## Given exercise
Each line that holds the word "Read" should be returned.

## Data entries
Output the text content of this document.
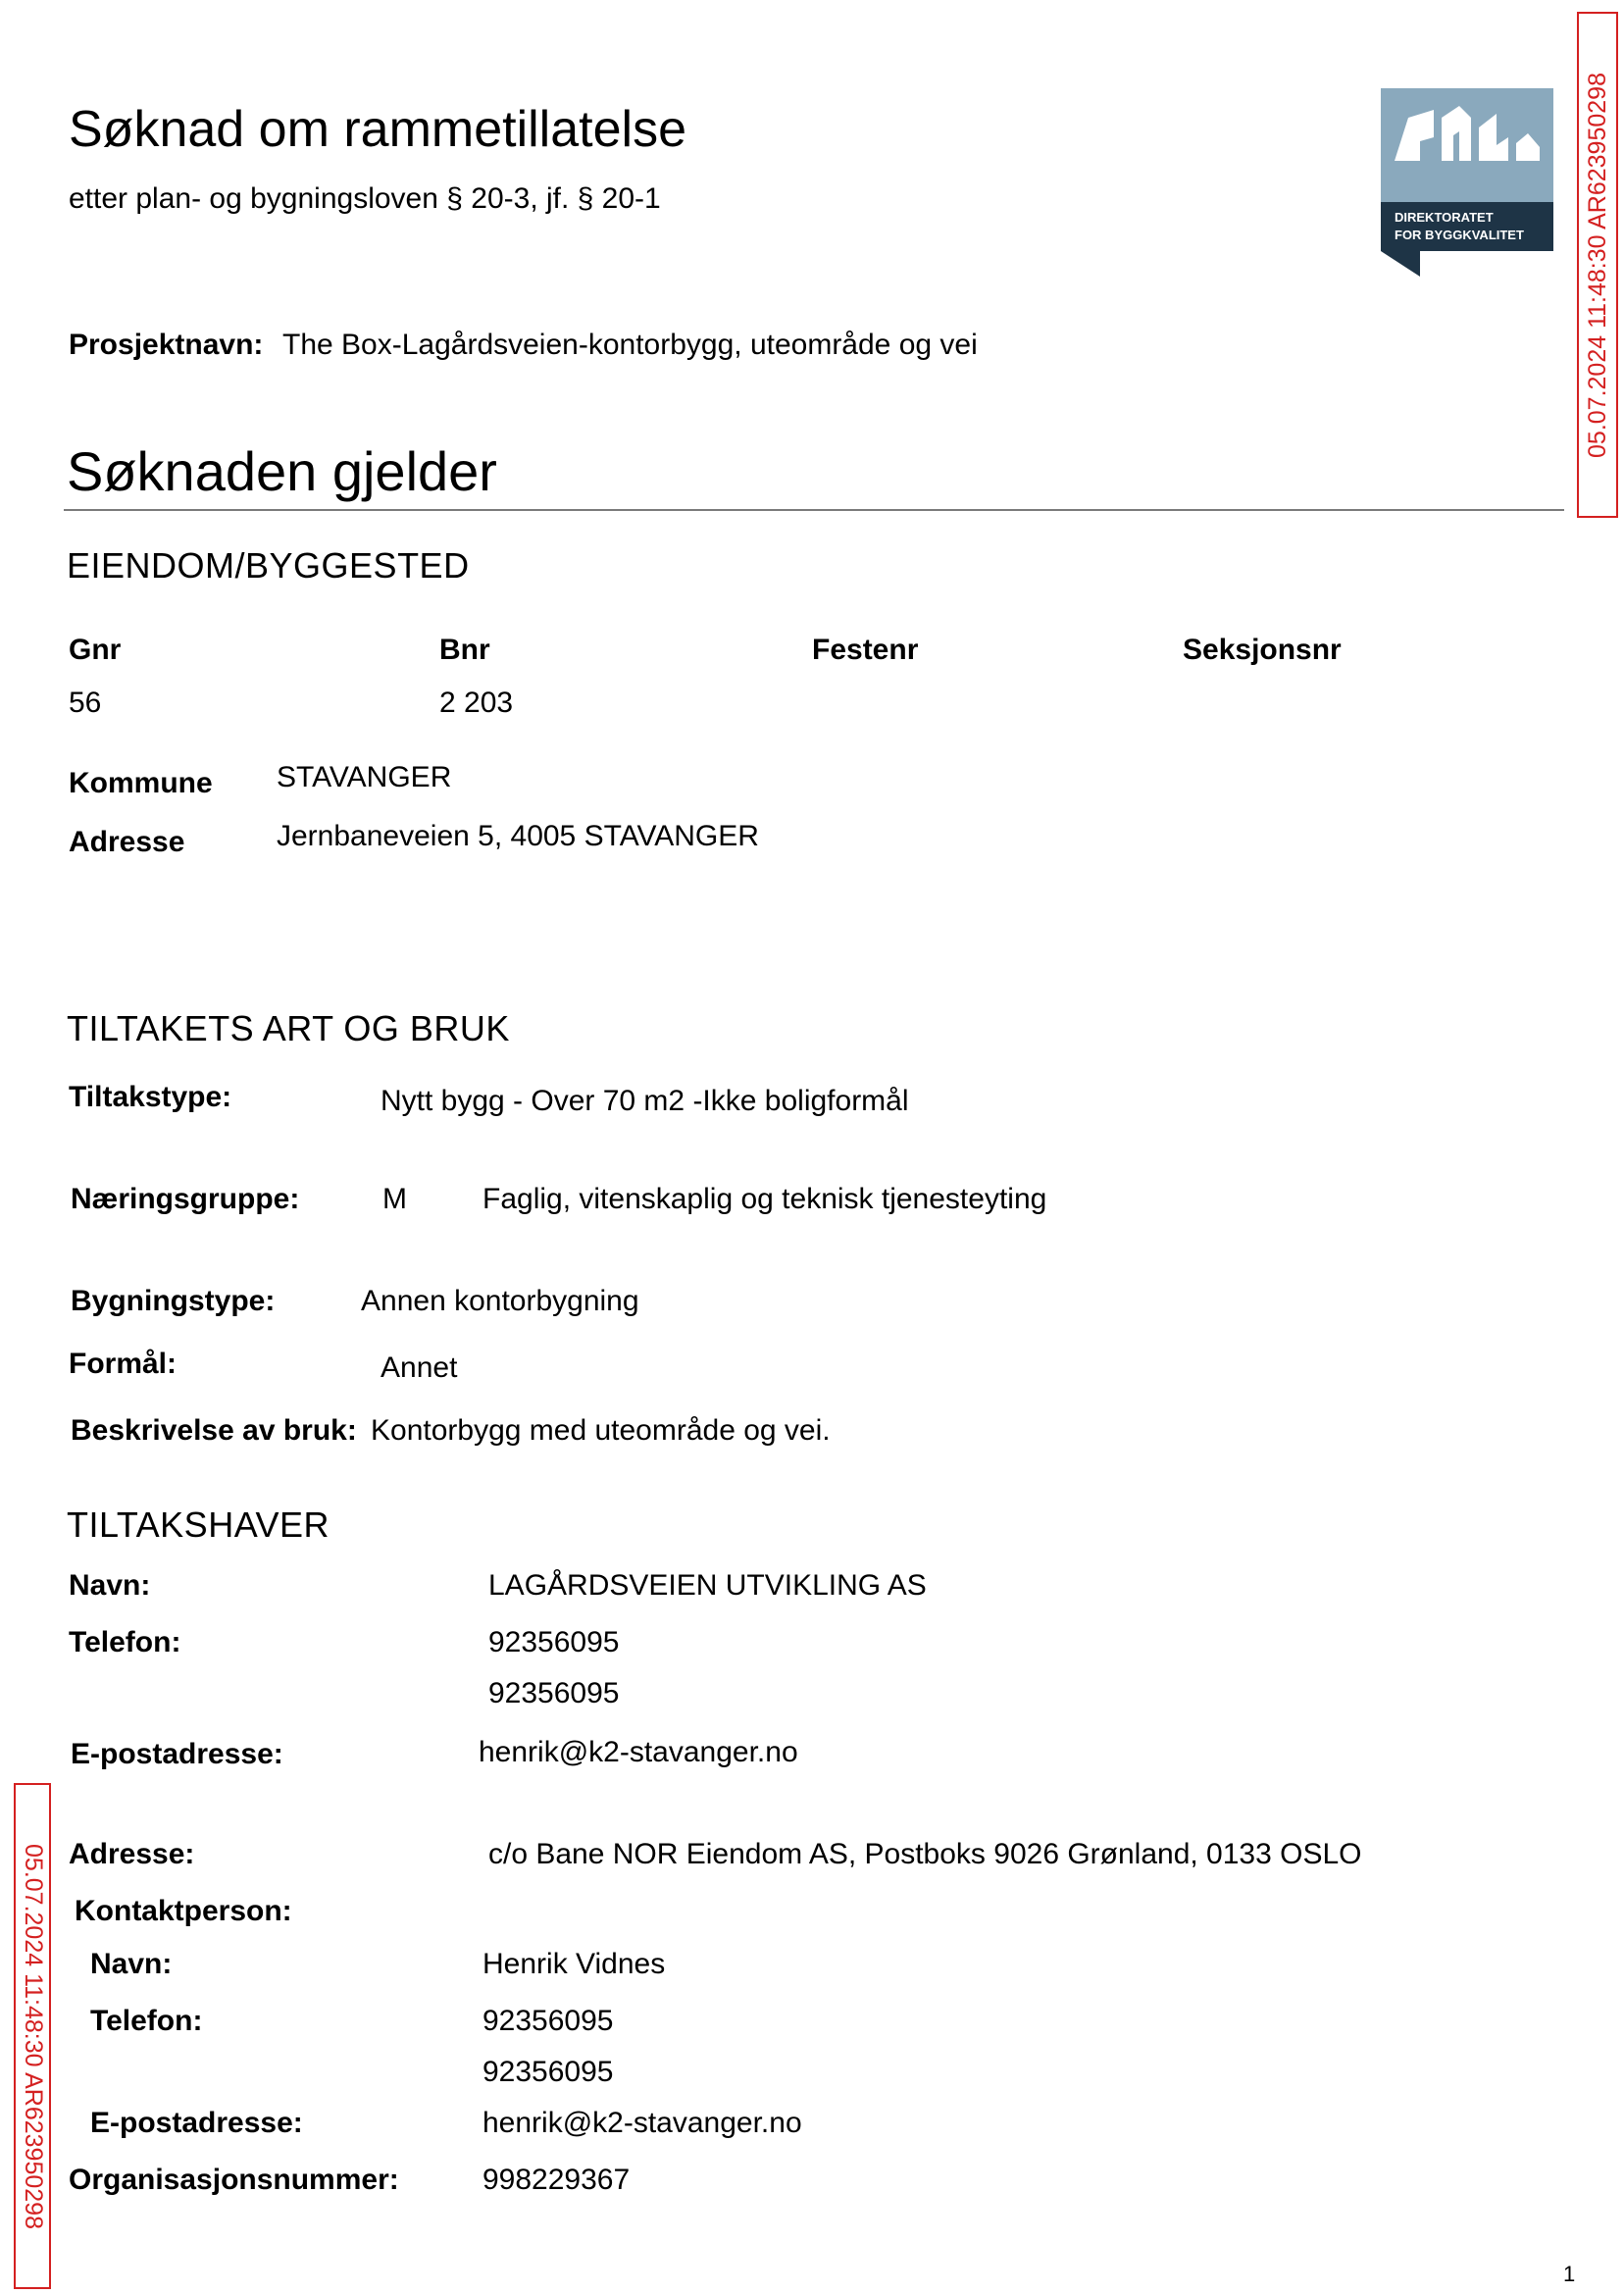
Søknad om rammetillatelse
etter plan- og bygningsloven § 20-3, jf. § 20-1
DIREKTORATET
FOR BYGGKVALITET 05.07.2024 11:48:30 AR623950298
05.07.2024 11:48:30 AR623950298
Prosjektnavn: The Box-Lagårdsveien-kontorbygg, uteområde og vei
Søknaden gjelder
EIENDOM/BYGGESTED
Gnr	Bnr	Festenr	Seksjonsnr
56	2 203
Kommune STAVANGER
Adresse	Jernbaneveien 5, 4005 STAVANGER
TILTAKETS ART OG BRUK
Tiltakstype:	Nytt bygg - Over 70 m2 -Ikke boligformål
Næringsgruppe:	M	Faglig, vitenskaplig og teknisk tjenesteyting
Bygningstype:	Annen kontorbygning
Formål:	Annet
Beskrivelse av bruk: Kontorbygg med uteområde og vei.
TILTAKSHAVER
Navn:	LAGÅRDSVEIEN UTVIKLING AS
Telefon:	92356095
92356095
E-postadresse:	henrik@k2-stavanger.no
Adresse:	c/o Bane NOR Eiendom AS, Postboks 9026 Grønland, 0133 OSLO
Kontaktperson:
Navn:	Henrik Vidnes
Telefon:	92356095
92356095
E-postadresse:	henrik@k2-stavanger.no
Organisasjonsnummer:	998229367
1
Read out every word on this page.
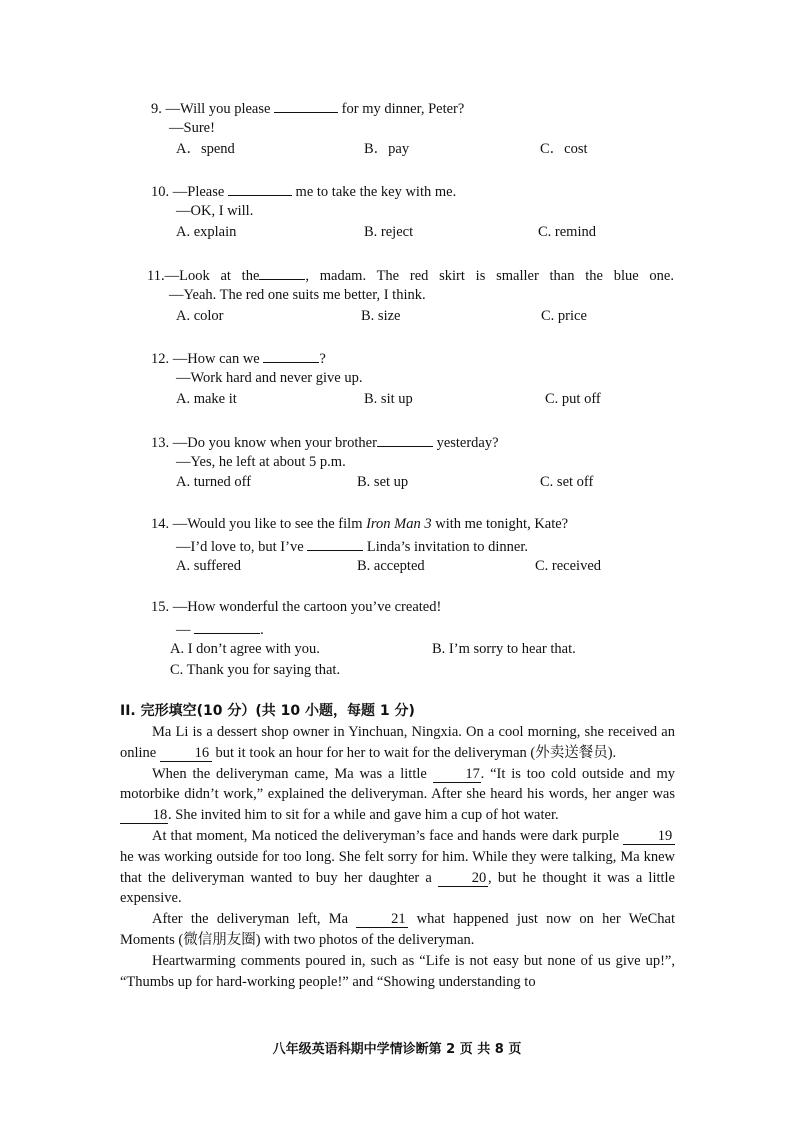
9. —Will you please	for my dinner, Peter?
—Sure!
A．spend	B．pay	C．cost
10. —Please	me to take the key with me.
—OK, I will.
A. explain	B. reject	C. remind
11.—Look at the	, madam. The red skirt is smaller than the blue one.
—Yeah. The red one suits me better, I think.
A. color	B. size	C. price
12. —How can we	?
—Work hard and never give up.
A. make it	B. sit up	C. put off
13. —Do you know when your brother	yesterday?
—Yes, he left at about 5 p.m.
A. turned off	B. set up	C. set off
14. —Would you like to see the film Iron Man 3 with me tonight, Kate?
—I’d love to, but I’ve	Linda’s invitation to dinner.
A. suffered	B. accepted	C. received
15. —How wonderful the cartoon you’ve created!
—	.
A. I don’t agree with you.	B. I’m sorry to hear that.
C. Thank you for saying that.
II. 完形填空(10 分）(共 10 小题，每题 1 分)

Ma Li is a dessert shop owner in Yinchuan, Ningxia. On a cool morning, she received an online	16 but it took an hour for her to wait for the deliveryman (外卖送餐员).

When the deliveryman came, Ma was a little	17. “It is too cold outside and my motorbike didn’t work,” explained the deliveryman. After she heard his words, her anger was 18. She invited him to sit for a while and gave him a cup of hot water.

At that moment, Ma noticed the deliveryman’s face and hands were dark purple	19 he was working outside for too long. She felt sorry for him. While they were talking, Ma knew that the deliveryman wanted to buy her daughter a	20 , but he thought it was a little expensive.

After the deliveryman left, Ma	21 what happened just now on her WeChat Moments (微信朋友圈) with two photos of the deliveryman.

Heartwarming comments poured in, such as “Life is not easy but none of us give up!”, “Thumbs up for hard-working people!” and “Showing understanding to

八年级英语科期中学情诊断第 2 页 共 8 页
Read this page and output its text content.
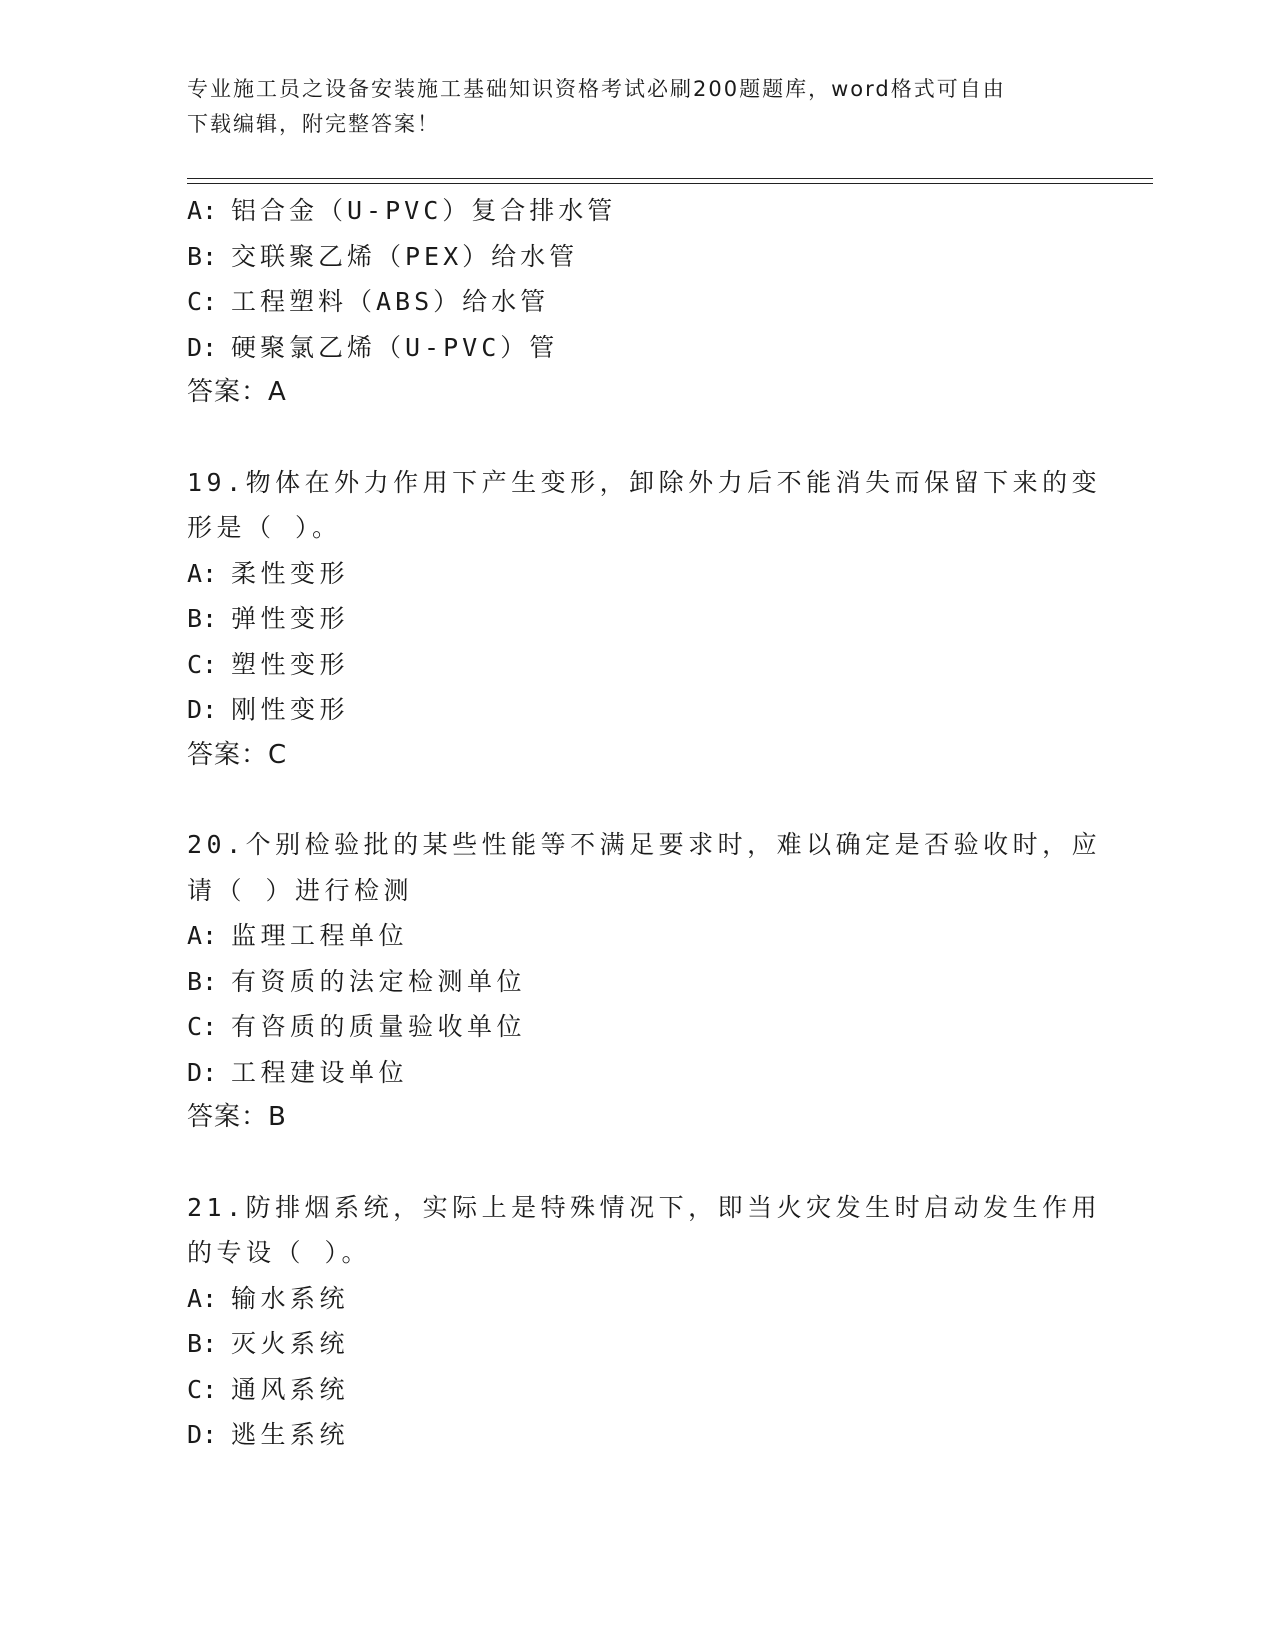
专业施工员之设备安装施工基础知识资格考试必刷200题题库，word格式可自由
下载编辑，附完整答案！
A: 铝合金（U-PVC）复合排水管
B: 交联聚乙烯（PEX）给水管
C: 工程塑料（ABS）给水管
D: 硬聚氯乙烯（U-PVC）管
答案：A
19.物体在外力作用下产生变形，卸除外力后不能消失而保留下来的变
形是（ ）。
A: 柔性变形
B: 弹性变形
C: 塑性变形
D: 刚性变形
答案：C
20.个别检验批的某些性能等不满足要求时，难以确定是否验收时，应
请（ ）进行检测
A: 监理工程单位
B: 有资质的法定检测单位
C: 有咨质的质量验收单位
D: 工程建设单位
答案：B
21.防排烟系统，实际上是特殊情况下，即当火灾发生时启动发生作用
的专设（ ）。
A: 输水系统
B: 灭火系统
C: 通风系统
D: 逃生系统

## Exercise answer
Read out every word on this page.
Read this page and output its text content.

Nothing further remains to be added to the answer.